** BEGIN **

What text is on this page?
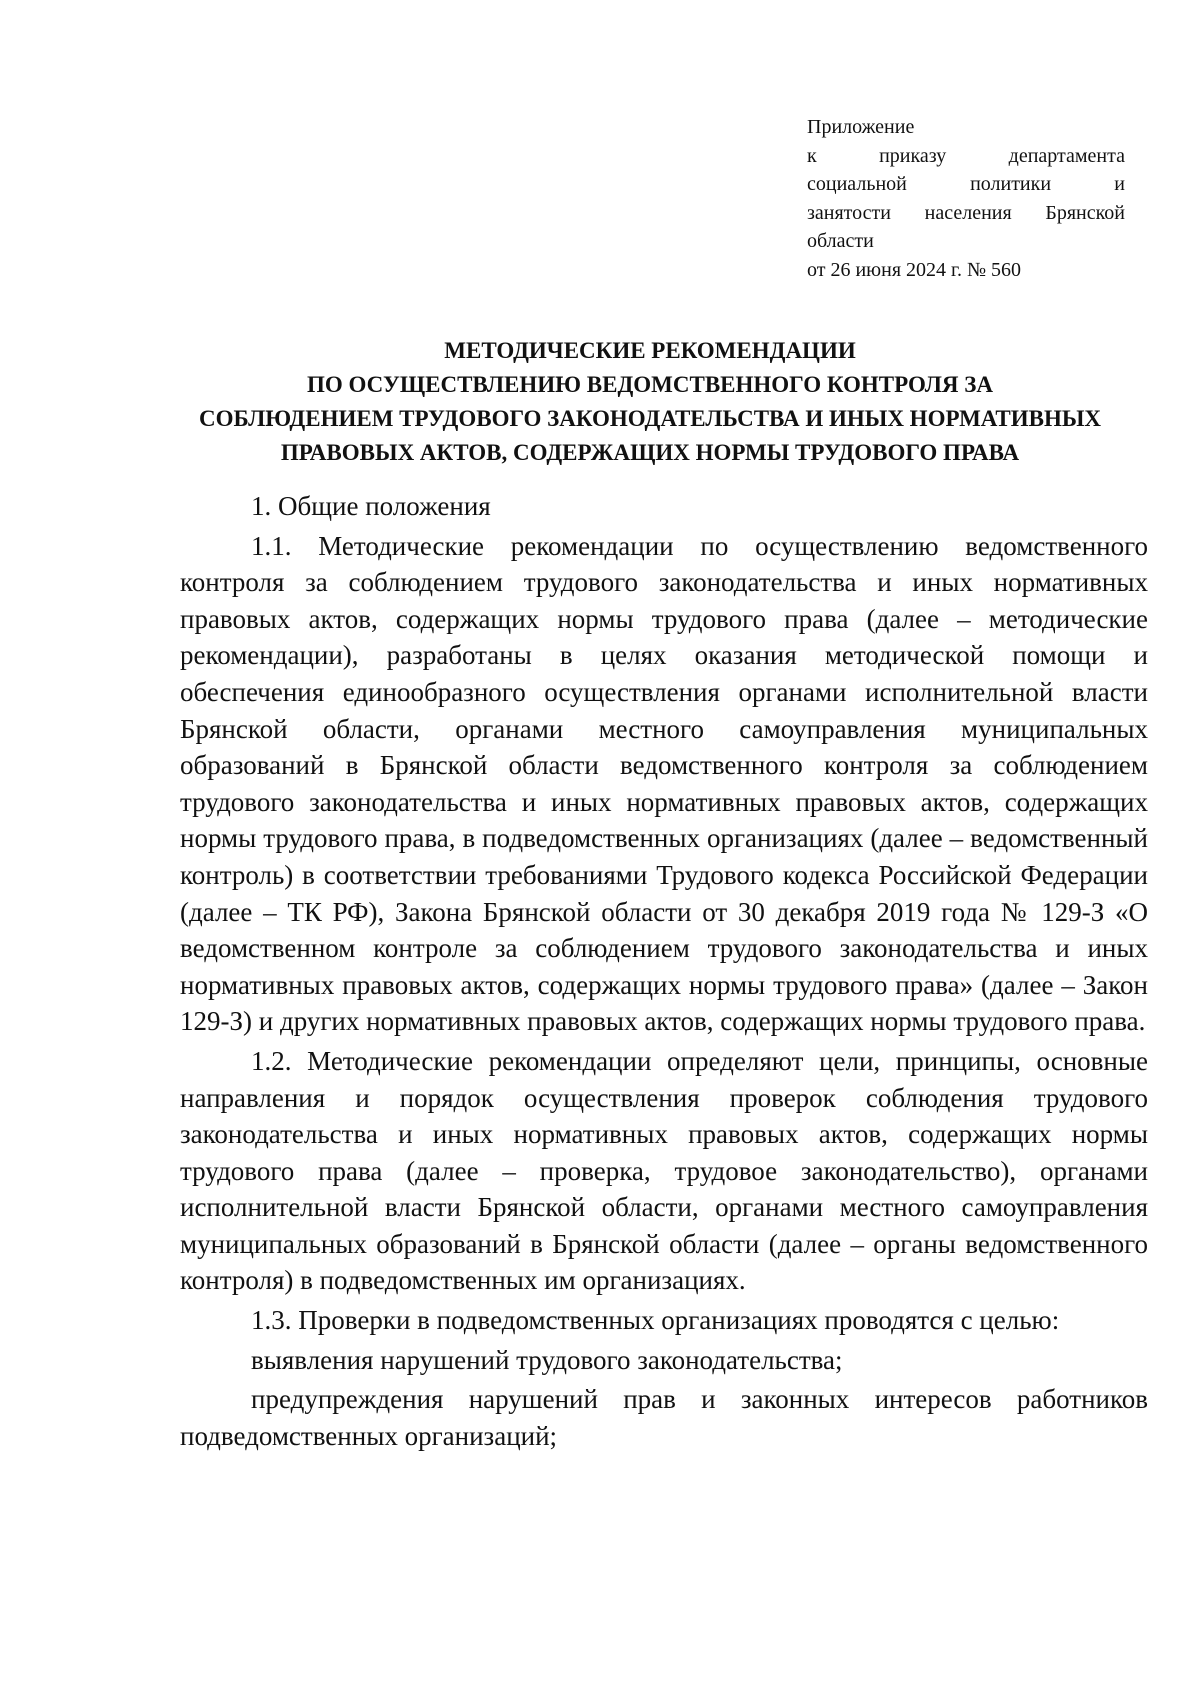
Приложение
к приказу департамента
социальной политики и
занятости населения Брянской
области
от 26 июня 2024 г. № 560
МЕТОДИЧЕСКИЕ РЕКОМЕНДАЦИИ
ПО ОСУЩЕСТВЛЕНИЮ ВЕДОМСТВЕННОГО КОНТРОЛЯ ЗА
СОБЛЮДЕНИЕМ ТРУДОВОГО ЗАКОНОДАТЕЛЬСТВА И ИНЫХ НОРМАТИВНЫХ
ПРАВОВЫХ АКТОВ, СОДЕРЖАЩИХ НОРМЫ ТРУДОВОГО ПРАВА

1. Общие положения

1.1. Методические рекомендации по осуществлению ведомственного контроля за соблюдением трудового законодательства и иных нормативных правовых актов, содержащих нормы трудового права (далее – методические рекомендации), разработаны в целях оказания методической помощи и обеспечения единообразного осуществления органами исполнительной власти Брянской области, органами местного самоуправления муниципальных образований в Брянской области ведомственного контроля за соблюдением трудового законодательства и иных нормативных правовых актов, содержащих нормы трудового права, в подведомственных организациях (далее – ведомственный контроль) в соответствии требованиями Трудового кодекса Российской Федерации (далее – ТК РФ), Закона Брянской области от 30 декабря 2019 года № 129-З «О ведомственном контроле за соблюдением трудового законодательства и иных нормативных правовых актов, содержащих нормы трудового права» (далее – Закон 129-З) и других нормативных правовых актов, содержащих нормы трудового права.

1.2. Методические рекомендации определяют цели, принципы, основные направления и порядок осуществления проверок соблюдения трудового законодательства и иных нормативных правовых актов, содержащих нормы трудового права (далее – проверка, трудовое законодательство), органами исполнительной власти Брянской области, органами местного самоуправления муниципальных образований в Брянской области (далее – органы ведомственного контроля) в подведомственных им организациях.

1.3. Проверки в подведомственных организациях проводятся с целью:

выявления нарушений трудового законодательства;

предупреждения нарушений прав и законных интересов работников подведомственных организаций;
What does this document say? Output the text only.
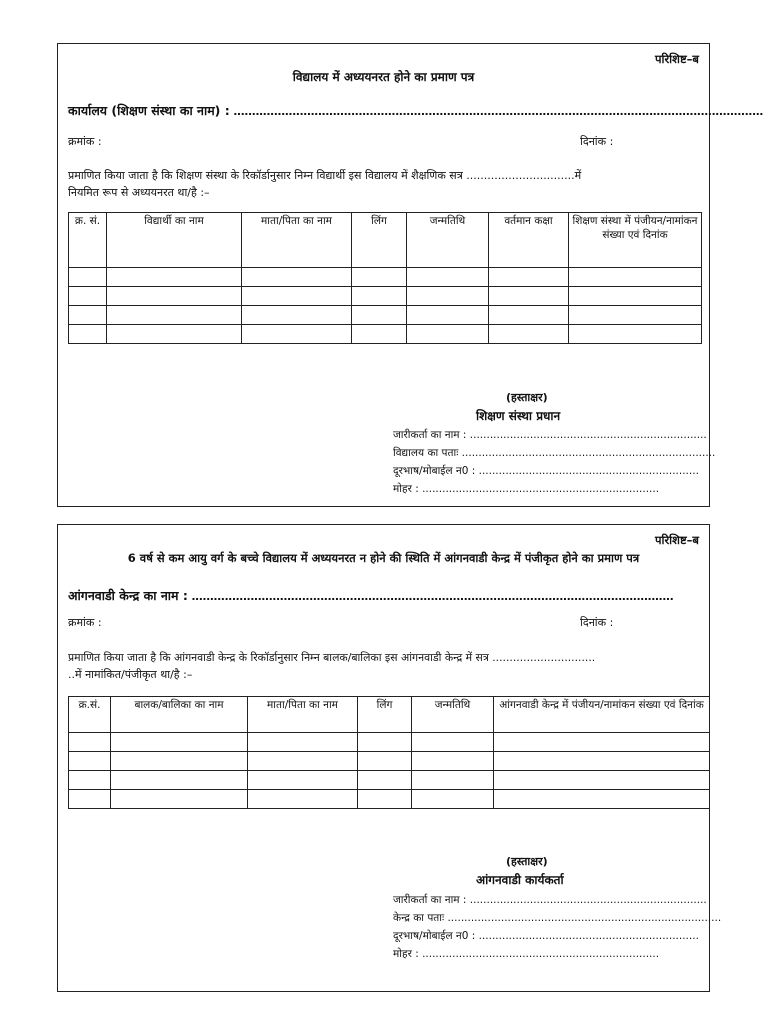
परिशिष्ट–ब
विद्यालय में अध्ययनरत होने का प्रमाण पत्र
कार्यालय (शिक्षण संस्था का नाम) : ................................................................................................................................................
क्रमांक :	दिनांक :
प्रमाणित किया जाता है कि शिक्षण संस्था के रिकॉर्डानुसार निम्न विद्यार्थी इस विद्यालय में शैक्षणिक सत्र ...............................में
नियमित रूप से अध्ययनरत था/है :–
क्र. सं.	विद्यार्थी का नाम	माता/पिता का नाम	लिंग	जन्मतिथि	वर्तमान कक्षा	शिक्षण संस्था में पंजीयन/नामांकन संख्या एवं दिनांक

(हस्ताक्षर)
शिक्षण संस्था प्रधान
जारीकर्ता का नाम : .......................................................................
विद्यालय का पताः ............................................................................
दूरभाष/मोबाईल न0 : ..................................................................
मोहर : .......................................................................
परिशिष्ट–ब
6 वर्ष से कम आयु वर्ग के बच्चे विद्यालय में अध्ययनरत न होने की स्थिति में आंगनवाडी केन्द्र में पंजीकृत होने का प्रमाण पत्र
आंगनवाडी केन्द्र का नाम : ...................................................................................................................................
क्रमांक :	दिनांक :
प्रमाणित किया जाता है कि आंगनवाडी केन्द्र के रिकॉर्डानुसार निम्न बालक/बालिका इस आंगनवाडी केन्द्र में सत्र ..............................
..में नामांकित/पंजीकृत था/है :–
क्र.सं.	बालक/बालिका का नाम	माता/पिता का नाम	लिंग	जन्मतिथि	आंगनवाडी केन्द्र में पंजीयन/नामांकन संख्या एवं दिनांक

(हस्ताक्षर)
आंगनवाडी कार्यकर्ता
जारीकर्ता का नाम : .......................................................................
केन्द्र का पताः ..................................................................................
दूरभाष/मोबाईल न0 : ..................................................................
मोहर : .......................................................................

** END **

**Required task:** Your copy of the data above should match it exactly, except that pictures are left out.

**Exercise output:**
What text is on this page?
Приложение
к приказу департамента
социальной политики и
занятости населения Брянской
области
от 26 июня 2024 г. № 560
МЕТОДИЧЕСКИЕ РЕКОМЕНДАЦИИ
ПО ОСУЩЕСТВЛЕНИЮ ВЕДОМСТВЕННОГО КОНТРОЛЯ ЗА
СОБЛЮДЕНИЕМ ТРУДОВОГО ЗАКОНОДАТЕЛЬСТВА И ИНЫХ НОРМАТИВНЫХ
ПРАВОВЫХ АКТОВ, СОДЕРЖАЩИХ НОРМЫ ТРУДОВОГО ПРАВА

1. Общие положения

1.1. Методические рекомендации по осуществлению ведомственного контроля за соблюдением трудового законодательства и иных нормативных правовых актов, содержащих нормы трудового права (далее – методические рекомендации), разработаны в целях оказания методической помощи и обеспечения единообразного осуществления органами исполнительной власти Брянской области, органами местного самоуправления муниципальных образований в Брянской области ведомственного контроля за соблюдением трудового законодательства и иных нормативных правовых актов, содержащих нормы трудового права, в подведомственных организациях (далее – ведомственный контроль) в соответствии требованиями Трудового кодекса Российской Федерации (далее – ТК РФ), Закона Брянской области от 30 декабря 2019 года № 129-З «О ведомственном контроле за соблюдением трудового законодательства и иных нормативных правовых актов, содержащих нормы трудового права» (далее – Закон 129-З) и других нормативных правовых актов, содержащих нормы трудового права.

1.2. Методические рекомендации определяют цели, принципы, основные направления и порядок осуществления проверок соблюдения трудового законодательства и иных нормативных правовых актов, содержащих нормы трудового права (далее – проверка, трудовое законодательство), органами исполнительной власти Брянской области, органами местного самоуправления муниципальных образований в Брянской области (далее – органы ведомственного контроля) в подведомственных им организациях.

1.3. Проверки в подведомственных организациях проводятся с целью:

выявления нарушений трудового законодательства;

предупреждения нарушений прав и законных интересов работников подведомственных организаций;
What does this document say? Output the text only.
परिशिष्ट–ब
विद्यालय में अध्ययनरत होने का प्रमाण पत्र
कार्यालय (शिक्षण संस्था का नाम) : ................................................................................................................................................
क्रमांक :	दिनांक :
प्रमाणित किया जाता है कि शिक्षण संस्था के रिकॉर्डानुसार निम्न विद्यार्थी इस विद्यालय में शैक्षणिक सत्र ...............................में
नियमित रूप से अध्ययनरत था/है :–
क्र. सं.	विद्यार्थी का नाम	माता/पिता का नाम	लिंग	जन्मतिथि	वर्तमान कक्षा	शिक्षण संस्था में पंजीयन/नामांकन संख्या एवं दिनांक

(हस्ताक्षर)
शिक्षण संस्था प्रधान
जारीकर्ता का नाम : .......................................................................
विद्यालय का पताः ............................................................................
दूरभाष/मोबाईल न0 : ..................................................................
मोहर : .......................................................................
परिशिष्ट–ब
6 वर्ष से कम आयु वर्ग के बच्चे विद्यालय में अध्ययनरत न होने की स्थिति में आंगनवाडी केन्द्र में पंजीकृत होने का प्रमाण पत्र
आंगनवाडी केन्द्र का नाम : ...................................................................................................................................
क्रमांक :	दिनांक :
प्रमाणित किया जाता है कि आंगनवाडी केन्द्र के रिकॉर्डानुसार निम्न बालक/बालिका इस आंगनवाडी केन्द्र में सत्र ..............................
..में नामांकित/पंजीकृत था/है :–
क्र.सं.	बालक/बालिका का नाम	माता/पिता का नाम	लिंग	जन्मतिथि	आंगनवाडी केन्द्र में पंजीयन/नामांकन संख्या एवं दिनांक

(हस्ताक्षर)
आंगनवाडी कार्यकर्ता
जारीकर्ता का नाम : .......................................................................
केन्द्र का पताः ..................................................................................
दूरभाष/मोबाईल न0 : ..................................................................
मोहर : .......................................................................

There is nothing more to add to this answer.